--- start ---

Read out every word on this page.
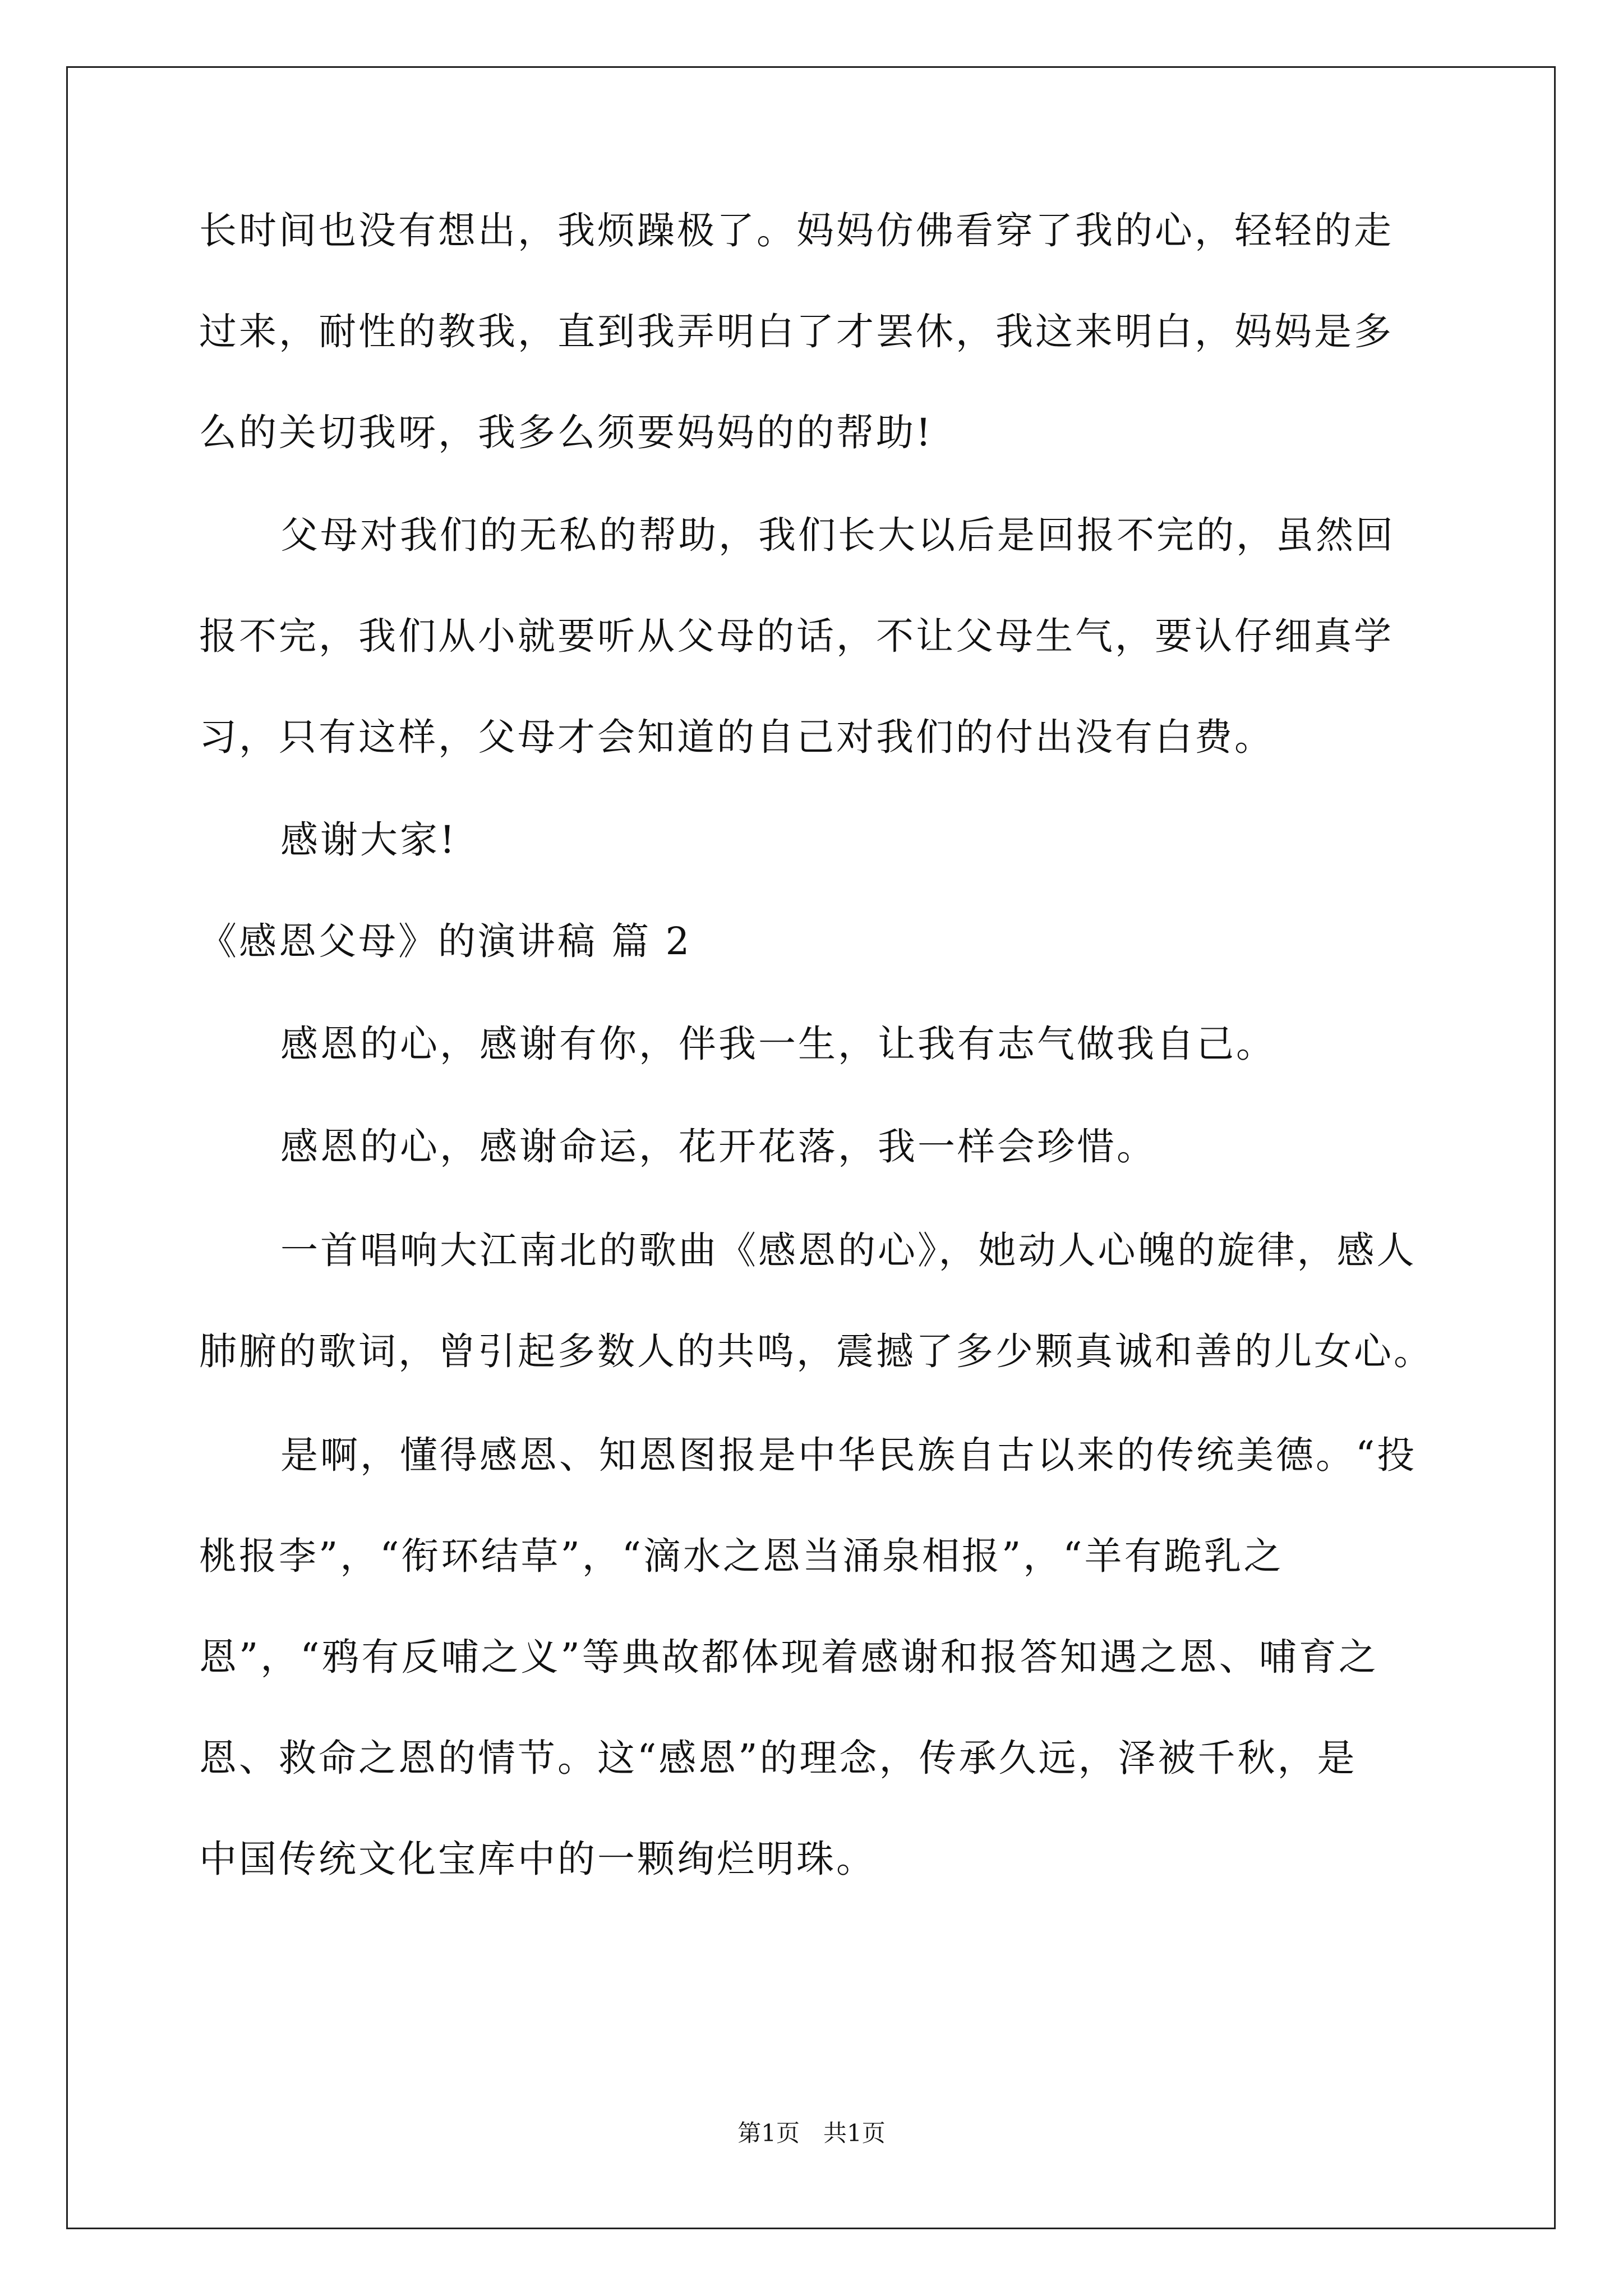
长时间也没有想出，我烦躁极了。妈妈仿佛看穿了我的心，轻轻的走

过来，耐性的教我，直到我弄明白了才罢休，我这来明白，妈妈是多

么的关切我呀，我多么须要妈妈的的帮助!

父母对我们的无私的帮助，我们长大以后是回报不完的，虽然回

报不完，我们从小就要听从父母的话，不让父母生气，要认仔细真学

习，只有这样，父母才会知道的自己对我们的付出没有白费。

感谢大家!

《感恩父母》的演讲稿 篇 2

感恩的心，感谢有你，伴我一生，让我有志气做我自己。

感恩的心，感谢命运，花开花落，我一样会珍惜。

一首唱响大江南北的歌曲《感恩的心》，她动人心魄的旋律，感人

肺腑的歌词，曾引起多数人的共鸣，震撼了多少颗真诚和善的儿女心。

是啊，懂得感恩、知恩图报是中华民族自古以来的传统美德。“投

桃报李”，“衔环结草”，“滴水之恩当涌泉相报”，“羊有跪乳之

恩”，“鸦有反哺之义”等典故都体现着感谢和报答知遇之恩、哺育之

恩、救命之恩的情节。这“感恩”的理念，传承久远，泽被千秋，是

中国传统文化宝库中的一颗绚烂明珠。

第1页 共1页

--- end ---
--- start ---

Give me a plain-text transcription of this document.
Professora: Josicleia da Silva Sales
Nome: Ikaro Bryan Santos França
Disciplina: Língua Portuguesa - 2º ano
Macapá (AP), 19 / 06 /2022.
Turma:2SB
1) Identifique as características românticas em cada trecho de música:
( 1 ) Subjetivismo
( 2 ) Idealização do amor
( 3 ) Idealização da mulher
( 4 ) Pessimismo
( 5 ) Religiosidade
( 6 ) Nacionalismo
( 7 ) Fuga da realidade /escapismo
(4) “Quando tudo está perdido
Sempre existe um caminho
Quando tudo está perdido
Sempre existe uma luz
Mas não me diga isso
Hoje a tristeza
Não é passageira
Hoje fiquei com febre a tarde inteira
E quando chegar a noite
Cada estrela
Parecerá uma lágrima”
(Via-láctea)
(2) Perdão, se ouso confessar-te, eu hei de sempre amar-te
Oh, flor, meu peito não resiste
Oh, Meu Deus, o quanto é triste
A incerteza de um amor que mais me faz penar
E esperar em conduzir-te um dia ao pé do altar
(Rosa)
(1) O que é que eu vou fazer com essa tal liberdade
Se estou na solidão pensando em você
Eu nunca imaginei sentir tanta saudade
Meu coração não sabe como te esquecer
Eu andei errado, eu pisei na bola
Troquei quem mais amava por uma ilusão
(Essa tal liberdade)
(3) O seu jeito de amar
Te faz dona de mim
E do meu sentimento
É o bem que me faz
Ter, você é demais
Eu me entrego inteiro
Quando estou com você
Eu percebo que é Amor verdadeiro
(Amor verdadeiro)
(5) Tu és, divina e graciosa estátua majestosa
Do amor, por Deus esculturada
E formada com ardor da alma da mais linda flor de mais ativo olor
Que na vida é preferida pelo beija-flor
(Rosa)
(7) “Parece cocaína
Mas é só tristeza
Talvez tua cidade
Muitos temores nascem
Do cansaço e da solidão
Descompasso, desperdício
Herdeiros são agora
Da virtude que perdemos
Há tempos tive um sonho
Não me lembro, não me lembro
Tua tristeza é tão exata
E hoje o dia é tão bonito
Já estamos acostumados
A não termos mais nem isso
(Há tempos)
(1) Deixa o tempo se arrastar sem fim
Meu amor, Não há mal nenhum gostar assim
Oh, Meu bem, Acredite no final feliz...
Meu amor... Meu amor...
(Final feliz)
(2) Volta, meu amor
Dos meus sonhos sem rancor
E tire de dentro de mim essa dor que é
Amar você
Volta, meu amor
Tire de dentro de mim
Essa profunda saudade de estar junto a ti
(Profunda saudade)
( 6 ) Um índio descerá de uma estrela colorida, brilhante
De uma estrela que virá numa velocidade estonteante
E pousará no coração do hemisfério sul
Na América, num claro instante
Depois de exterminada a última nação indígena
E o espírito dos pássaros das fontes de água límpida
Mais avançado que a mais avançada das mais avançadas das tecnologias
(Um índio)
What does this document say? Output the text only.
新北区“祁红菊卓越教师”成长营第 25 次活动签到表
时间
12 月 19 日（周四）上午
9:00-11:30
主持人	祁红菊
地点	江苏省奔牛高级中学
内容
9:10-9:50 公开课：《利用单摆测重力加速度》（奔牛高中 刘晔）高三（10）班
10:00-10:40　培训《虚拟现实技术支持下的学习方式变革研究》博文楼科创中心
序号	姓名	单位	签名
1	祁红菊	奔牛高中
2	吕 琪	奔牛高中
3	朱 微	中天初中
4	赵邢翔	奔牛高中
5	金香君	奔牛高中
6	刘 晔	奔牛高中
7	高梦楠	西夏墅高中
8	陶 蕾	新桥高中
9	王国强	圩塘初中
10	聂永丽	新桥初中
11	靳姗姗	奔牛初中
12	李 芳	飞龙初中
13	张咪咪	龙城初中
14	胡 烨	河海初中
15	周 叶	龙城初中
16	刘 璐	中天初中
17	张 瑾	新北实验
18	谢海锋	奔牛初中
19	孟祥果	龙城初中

--- end ---

◆ Work to do
In the listing above, locate each line with "coração" and copy it.

◆ Task output
Meu coração não sabe como te esquecer
E pousará no coração do hemisfério sul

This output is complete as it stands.